Aim: Retype the part of the piece about Al Atkins and early Judas Priest starting with "Black Sabbath, Led" and going on through "names in rock.".

Extract provided:

-------------------------

Black Sabbath, Led Zeppelin and Judas Priest are probably the best-known and most successful of that original crop of bands, and their members are now rich and feted, most still in the business and scattered across the globe. Some of them stayed — Led Zeppelin’s Robert Plant will never stray too far from his beloved Molineux — and singer and founder member of Judas Priest, Al Atkins, can still be found right in the centre of his native West Bromwich, if you know where to look. Fortunately we do, and Al was more than happy to invite us in for a chat about his days in the band that would, years after he’d left them to spend more time with his young family, go on to become one of the biggest names in rock.
Folklore Such is the devotion of Judas Priest’s worldwide fanbase, Al has become part of rock folklore, and is regularly called upon to share his thoughts on the band’s early days, particularly by publications and TV channels in Europe, the US and Japan. Recently, Al decided to sort through his memories and his memorabilia, and condensed his life so far into a book that takes the reader from a fifties childhood in West Bromwich, via the local music scene of the sixties and seventies, to Europe and America and back to the Black Country. Al told the Bugle how his fascinating tale unfolded in his own words, with his first proper band ...
“We actually started out as a three piece.
There was me on drums and singing, Bruno Stapenhill was on bass and Albert Hinton was on guitar.
When we started out we were called The Reaction, at the beginning of ‘65.” Then another guitarist by the name of Brian Fieldhouse came in, and made his influence felt immediately. He came up with the oddly-spelt name of The Bitta Sweet; but he had other plans too.

-------------------------

Provided records:
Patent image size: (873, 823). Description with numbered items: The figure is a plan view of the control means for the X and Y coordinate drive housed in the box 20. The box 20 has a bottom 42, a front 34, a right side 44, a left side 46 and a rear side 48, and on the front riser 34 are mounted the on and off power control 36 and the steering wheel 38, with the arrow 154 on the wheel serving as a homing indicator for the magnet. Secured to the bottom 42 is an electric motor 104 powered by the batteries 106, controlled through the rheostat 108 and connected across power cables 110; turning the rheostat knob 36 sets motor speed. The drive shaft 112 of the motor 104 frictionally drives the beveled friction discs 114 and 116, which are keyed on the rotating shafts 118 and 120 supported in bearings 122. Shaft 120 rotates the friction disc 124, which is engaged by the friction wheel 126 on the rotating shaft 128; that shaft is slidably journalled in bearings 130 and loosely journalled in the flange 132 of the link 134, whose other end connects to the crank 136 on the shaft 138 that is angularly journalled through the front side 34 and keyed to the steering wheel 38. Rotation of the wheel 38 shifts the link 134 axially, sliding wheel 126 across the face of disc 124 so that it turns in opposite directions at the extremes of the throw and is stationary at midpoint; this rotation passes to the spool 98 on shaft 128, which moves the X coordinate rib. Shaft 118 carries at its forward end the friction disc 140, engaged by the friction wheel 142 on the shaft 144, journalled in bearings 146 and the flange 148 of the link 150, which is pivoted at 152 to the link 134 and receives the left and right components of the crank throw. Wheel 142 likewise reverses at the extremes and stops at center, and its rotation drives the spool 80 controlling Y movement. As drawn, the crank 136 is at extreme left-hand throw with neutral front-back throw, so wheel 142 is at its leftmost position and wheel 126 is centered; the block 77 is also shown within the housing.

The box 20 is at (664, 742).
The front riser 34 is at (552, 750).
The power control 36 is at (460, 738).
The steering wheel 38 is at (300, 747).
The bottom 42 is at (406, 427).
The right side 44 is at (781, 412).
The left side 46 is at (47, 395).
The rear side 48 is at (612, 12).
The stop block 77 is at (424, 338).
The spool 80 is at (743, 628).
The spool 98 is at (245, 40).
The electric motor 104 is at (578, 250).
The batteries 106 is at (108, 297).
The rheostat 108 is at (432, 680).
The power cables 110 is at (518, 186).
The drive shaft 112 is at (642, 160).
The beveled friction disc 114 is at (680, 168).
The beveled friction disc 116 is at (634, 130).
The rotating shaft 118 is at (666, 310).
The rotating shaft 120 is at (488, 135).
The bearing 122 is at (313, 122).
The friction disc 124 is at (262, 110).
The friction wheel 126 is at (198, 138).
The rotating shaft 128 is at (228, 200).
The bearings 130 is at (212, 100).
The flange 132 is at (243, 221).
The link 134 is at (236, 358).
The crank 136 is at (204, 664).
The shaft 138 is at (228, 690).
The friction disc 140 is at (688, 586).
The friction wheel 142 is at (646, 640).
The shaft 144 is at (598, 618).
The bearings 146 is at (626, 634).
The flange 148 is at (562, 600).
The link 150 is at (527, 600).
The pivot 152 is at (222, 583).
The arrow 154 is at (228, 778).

-------------------------

Task result:
Black Sabbath, Led Zeppelin and Judas Priest are probably the best-known and most successful of that original crop of bands, and their members are now rich and feted, most still in the business and scattered across the globe. Some of them stayed — Led Zeppelin’s Robert Plant will never stray too far from his beloved Molineux — and singer and founder member of Judas Priest, Al Atkins, can still be found right in the centre of his native West Bromwich, if you know where to look. Fortunately we do, and Al was more than happy to invite us in for a chat about his days in the band that would, years after he’d left them to spend more time with his young family, go on to become one of the biggest names in rock.